• Provided data:
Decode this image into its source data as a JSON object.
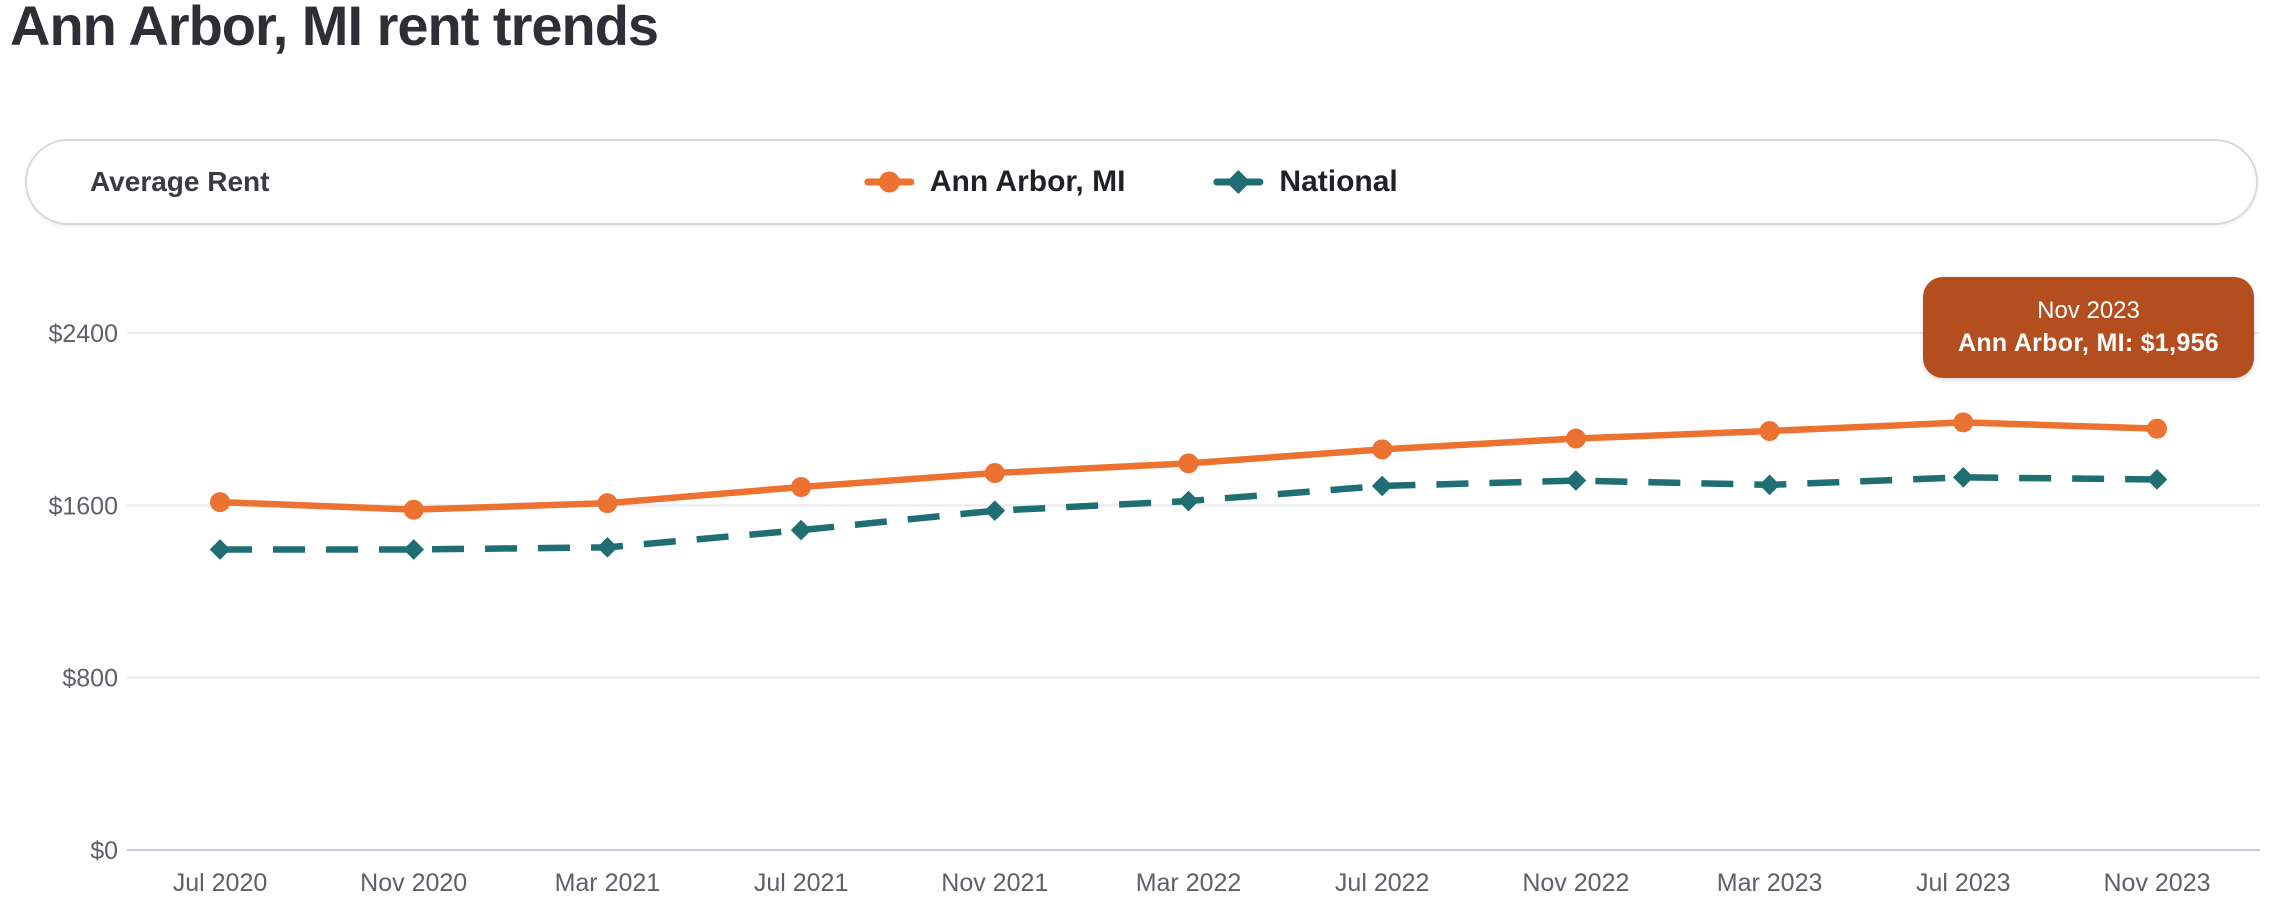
{
  "page": {
    "title": "Ann Arbor, MI rent trends"
  },
  "panel": {
    "label": "Average Rent"
  },
  "legend": [
    {
      "name": "Ann Arbor, MI"
    },
    {
      "name": "National"
    }
  ],
  "tooltip": {
    "line1": "Nov 2023",
    "line2": "Ann Arbor, MI: $1,956",
    "bg": "#b44e1e"
  },
  "colors": {
    "ann_arbor_series": "#ec7232",
    "national_series": "#1e6e74",
    "tooltip_bg": "#b44e1e",
    "title_text": "#2e2f34",
    "tick_text": "#5f5f6a",
    "gridline": "#e8e8ee",
    "baseline": "#c9cbdb",
    "panel_border": "#d9d9dd"
  },
  "chart_data": {
    "type": "line",
    "title": "Ann Arbor, MI rent trends",
    "xlabel": "",
    "ylabel": "",
    "categories": [
      "Jul 2020",
      "Nov 2020",
      "Mar 2021",
      "Jul 2021",
      "Nov 2021",
      "Mar 2022",
      "Jul 2022",
      "Nov 2022",
      "Mar 2023",
      "Jul 2023",
      "Nov 2023"
    ],
    "series": [
      {
        "name": "Ann Arbor, MI",
        "color": "#ec7232",
        "style": "solid",
        "marker": "circle",
        "values": [
          1615,
          1580,
          1610,
          1685,
          1750,
          1795,
          1860,
          1910,
          1945,
          1985,
          1956
        ]
      },
      {
        "name": "National",
        "color": "#1e6e74",
        "style": "dashed",
        "marker": "diamond",
        "values": [
          1395,
          1395,
          1405,
          1485,
          1575,
          1620,
          1690,
          1715,
          1695,
          1730,
          1720
        ]
      }
    ],
    "ylim": [
      0,
      2400
    ],
    "yticks": [
      0,
      800,
      1600,
      2400
    ],
    "ytick_prefix": "$",
    "grid": "horizontal",
    "legend_position": "top",
    "annotations": [
      {
        "label": "Nov 2023",
        "value_label": "Ann Arbor, MI: $1,956",
        "series": "Ann Arbor, MI",
        "category": "Nov 2023",
        "value": 1956
      }
    ]
  }
}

• The exercise:
Can you retype every record above exactly, leaving out the pictures?

• In response:
Decode this image into its source data as a JSON object.
{
  "page": {
    "title": "Ann Arbor, MI rent trends"
  },
  "panel": {
    "label": "Average Rent"
  },
  "legend": [
    {
      "name": "Ann Arbor, MI"
    },
    {
      "name": "National"
    }
  ],
  "tooltip": {
    "line1": "Nov 2023",
    "line2": "Ann Arbor, MI: $1,956",
    "bg": "#b44e1e"
  },
  "colors": {
    "ann_arbor_series": "#ec7232",
    "national_series": "#1e6e74",
    "tooltip_bg": "#b44e1e",
    "title_text": "#2e2f34",
    "tick_text": "#5f5f6a",
    "gridline": "#e8e8ee",
    "baseline": "#c9cbdb",
    "panel_border": "#d9d9dd"
  },
  "chart_data": {
    "type": "line",
    "title": "Ann Arbor, MI rent trends",
    "xlabel": "",
    "ylabel": "",
    "categories": [
      "Jul 2020",
      "Nov 2020",
      "Mar 2021",
      "Jul 2021",
      "Nov 2021",
      "Mar 2022",
      "Jul 2022",
      "Nov 2022",
      "Mar 2023",
      "Jul 2023",
      "Nov 2023"
    ],
    "series": [
      {
        "name": "Ann Arbor, MI",
        "color": "#ec7232",
        "style": "solid",
        "marker": "circle",
        "values": [
          1615,
          1580,
          1610,
          1685,
          1750,
          1795,
          1860,
          1910,
          1945,
          1985,
          1956
        ]
      },
      {
        "name": "National",
        "color": "#1e6e74",
        "style": "dashed",
        "marker": "diamond",
        "values": [
          1395,
          1395,
          1405,
          1485,
          1575,
          1620,
          1690,
          1715,
          1695,
          1730,
          1720
        ]
      }
    ],
    "ylim": [
      0,
      2400
    ],
    "yticks": [
      0,
      800,
      1600,
      2400
    ],
    "ytick_prefix": "$",
    "grid": "horizontal",
    "legend_position": "top",
    "annotations": [
      {
        "label": "Nov 2023",
        "value_label": "Ann Arbor, MI: $1,956",
        "series": "Ann Arbor, MI",
        "category": "Nov 2023",
        "value": 1956
      }
    ]
  }
}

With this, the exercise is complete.